Below is a listing. Gather each line of it that contains "name".

— start —

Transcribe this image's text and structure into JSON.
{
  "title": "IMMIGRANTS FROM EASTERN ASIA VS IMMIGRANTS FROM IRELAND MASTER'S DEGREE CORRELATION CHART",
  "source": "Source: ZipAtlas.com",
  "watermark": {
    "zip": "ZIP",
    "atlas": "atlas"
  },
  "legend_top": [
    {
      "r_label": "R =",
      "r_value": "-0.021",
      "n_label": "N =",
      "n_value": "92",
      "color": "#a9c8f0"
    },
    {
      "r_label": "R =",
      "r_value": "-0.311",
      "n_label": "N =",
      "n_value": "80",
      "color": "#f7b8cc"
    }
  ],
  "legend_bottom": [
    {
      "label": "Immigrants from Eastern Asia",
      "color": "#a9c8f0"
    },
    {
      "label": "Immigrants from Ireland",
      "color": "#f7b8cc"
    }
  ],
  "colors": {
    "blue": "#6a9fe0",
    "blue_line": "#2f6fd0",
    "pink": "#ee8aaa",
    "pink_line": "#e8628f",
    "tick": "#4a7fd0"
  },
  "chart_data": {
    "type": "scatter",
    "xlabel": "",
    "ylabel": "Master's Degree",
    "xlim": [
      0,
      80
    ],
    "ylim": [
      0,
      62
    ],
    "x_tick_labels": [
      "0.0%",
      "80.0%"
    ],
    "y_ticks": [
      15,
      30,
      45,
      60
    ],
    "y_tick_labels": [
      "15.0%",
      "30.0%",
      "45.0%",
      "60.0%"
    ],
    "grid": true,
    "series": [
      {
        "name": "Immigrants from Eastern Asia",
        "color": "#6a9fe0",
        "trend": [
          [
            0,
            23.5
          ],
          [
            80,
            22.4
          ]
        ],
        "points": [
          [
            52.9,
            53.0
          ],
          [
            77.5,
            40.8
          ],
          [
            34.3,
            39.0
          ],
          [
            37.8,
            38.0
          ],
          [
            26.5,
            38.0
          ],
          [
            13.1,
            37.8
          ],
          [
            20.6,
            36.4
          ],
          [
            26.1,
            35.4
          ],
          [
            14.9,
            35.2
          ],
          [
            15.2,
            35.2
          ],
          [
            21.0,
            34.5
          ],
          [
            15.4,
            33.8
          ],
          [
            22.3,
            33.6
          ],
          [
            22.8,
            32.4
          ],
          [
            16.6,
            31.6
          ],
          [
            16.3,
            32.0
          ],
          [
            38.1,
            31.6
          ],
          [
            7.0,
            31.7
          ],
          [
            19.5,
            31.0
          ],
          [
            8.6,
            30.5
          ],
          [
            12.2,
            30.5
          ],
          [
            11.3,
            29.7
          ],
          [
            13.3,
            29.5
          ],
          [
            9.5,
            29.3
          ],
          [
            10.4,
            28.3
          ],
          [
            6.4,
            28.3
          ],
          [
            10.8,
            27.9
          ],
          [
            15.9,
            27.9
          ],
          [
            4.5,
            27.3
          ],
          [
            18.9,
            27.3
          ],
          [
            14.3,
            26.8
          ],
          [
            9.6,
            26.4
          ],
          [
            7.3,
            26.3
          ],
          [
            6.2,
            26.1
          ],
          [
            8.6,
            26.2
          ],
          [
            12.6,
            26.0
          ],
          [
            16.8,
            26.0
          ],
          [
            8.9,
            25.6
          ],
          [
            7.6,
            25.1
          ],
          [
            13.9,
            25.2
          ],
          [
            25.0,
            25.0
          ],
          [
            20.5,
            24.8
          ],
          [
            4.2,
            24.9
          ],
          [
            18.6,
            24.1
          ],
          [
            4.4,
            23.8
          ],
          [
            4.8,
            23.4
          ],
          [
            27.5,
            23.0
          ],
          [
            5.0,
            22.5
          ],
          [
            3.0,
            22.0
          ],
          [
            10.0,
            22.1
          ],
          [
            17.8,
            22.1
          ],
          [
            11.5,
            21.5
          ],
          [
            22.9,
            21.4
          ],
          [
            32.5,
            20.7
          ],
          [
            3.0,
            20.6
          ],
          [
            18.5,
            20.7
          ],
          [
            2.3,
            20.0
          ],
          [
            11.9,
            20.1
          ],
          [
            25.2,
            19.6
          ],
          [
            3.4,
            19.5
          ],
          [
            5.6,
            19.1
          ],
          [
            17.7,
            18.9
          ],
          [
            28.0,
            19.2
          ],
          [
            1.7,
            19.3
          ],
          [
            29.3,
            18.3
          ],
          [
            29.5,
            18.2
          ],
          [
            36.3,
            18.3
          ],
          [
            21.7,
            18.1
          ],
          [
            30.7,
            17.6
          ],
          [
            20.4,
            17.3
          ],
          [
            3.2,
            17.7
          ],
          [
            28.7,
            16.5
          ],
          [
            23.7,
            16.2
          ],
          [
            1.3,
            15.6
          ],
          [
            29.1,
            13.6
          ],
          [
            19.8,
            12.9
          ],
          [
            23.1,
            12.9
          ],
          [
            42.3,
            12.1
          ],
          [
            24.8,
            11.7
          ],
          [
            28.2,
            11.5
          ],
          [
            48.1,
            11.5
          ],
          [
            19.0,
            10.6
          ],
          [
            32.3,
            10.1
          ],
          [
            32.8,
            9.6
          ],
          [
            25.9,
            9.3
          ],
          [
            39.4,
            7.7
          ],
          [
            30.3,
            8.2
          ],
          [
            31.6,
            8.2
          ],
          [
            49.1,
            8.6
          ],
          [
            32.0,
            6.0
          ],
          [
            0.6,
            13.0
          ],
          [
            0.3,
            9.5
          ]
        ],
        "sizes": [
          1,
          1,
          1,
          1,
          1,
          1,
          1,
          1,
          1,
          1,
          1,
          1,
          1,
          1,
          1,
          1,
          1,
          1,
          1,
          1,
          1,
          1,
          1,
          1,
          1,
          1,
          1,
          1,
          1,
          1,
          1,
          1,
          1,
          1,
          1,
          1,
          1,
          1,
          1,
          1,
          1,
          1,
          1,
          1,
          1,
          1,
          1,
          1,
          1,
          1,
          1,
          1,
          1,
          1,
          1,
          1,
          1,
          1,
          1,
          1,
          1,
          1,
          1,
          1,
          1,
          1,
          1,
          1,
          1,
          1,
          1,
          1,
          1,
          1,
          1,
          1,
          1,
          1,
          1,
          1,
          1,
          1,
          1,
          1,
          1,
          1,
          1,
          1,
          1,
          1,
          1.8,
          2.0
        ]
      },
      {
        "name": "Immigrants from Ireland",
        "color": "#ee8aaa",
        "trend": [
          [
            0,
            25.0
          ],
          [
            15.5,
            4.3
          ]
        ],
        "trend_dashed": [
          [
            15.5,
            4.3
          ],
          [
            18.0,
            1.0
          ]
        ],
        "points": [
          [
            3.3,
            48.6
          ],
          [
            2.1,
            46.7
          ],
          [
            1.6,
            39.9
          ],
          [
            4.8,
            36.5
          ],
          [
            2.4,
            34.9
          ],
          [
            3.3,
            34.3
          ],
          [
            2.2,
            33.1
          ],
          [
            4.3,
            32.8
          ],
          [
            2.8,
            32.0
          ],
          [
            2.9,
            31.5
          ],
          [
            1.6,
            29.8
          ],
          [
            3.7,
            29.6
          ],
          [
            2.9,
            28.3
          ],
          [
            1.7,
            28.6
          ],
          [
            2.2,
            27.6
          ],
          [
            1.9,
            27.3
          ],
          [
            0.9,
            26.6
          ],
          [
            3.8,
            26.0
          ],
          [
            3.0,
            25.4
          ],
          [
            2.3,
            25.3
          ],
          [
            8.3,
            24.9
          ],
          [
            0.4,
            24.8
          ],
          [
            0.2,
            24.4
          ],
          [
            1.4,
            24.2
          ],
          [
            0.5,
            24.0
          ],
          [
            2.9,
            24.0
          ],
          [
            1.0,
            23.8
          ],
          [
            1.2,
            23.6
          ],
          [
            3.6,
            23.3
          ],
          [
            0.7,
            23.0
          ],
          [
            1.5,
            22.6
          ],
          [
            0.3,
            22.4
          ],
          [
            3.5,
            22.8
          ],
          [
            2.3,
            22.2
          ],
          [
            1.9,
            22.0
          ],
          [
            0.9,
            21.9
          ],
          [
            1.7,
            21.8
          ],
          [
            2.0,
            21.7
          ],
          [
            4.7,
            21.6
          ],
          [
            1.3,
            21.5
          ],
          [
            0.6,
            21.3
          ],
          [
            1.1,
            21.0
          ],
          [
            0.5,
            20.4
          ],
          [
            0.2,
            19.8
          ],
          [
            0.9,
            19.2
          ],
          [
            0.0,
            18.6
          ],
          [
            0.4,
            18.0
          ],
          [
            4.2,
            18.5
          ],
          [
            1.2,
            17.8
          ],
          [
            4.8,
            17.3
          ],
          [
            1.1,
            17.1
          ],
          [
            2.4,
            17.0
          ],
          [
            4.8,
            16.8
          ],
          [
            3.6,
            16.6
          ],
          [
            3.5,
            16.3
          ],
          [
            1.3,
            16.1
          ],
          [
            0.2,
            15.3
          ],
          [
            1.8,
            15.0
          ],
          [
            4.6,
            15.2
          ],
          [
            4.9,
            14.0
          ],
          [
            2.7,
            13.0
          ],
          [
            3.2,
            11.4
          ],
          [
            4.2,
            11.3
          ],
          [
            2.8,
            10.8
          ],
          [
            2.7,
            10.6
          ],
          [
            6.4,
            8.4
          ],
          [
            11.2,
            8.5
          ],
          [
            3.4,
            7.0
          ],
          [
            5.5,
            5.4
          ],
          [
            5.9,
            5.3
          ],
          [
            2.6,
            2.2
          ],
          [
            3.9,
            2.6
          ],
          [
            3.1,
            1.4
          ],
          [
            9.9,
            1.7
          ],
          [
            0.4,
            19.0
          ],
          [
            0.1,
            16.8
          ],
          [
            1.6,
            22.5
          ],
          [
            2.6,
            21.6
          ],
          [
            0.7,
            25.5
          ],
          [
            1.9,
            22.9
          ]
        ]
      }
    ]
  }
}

— end —

FINAL RESULT –
        "name": "Immigrants from Eastern Asia",
        "name": "Immigrants from Ireland",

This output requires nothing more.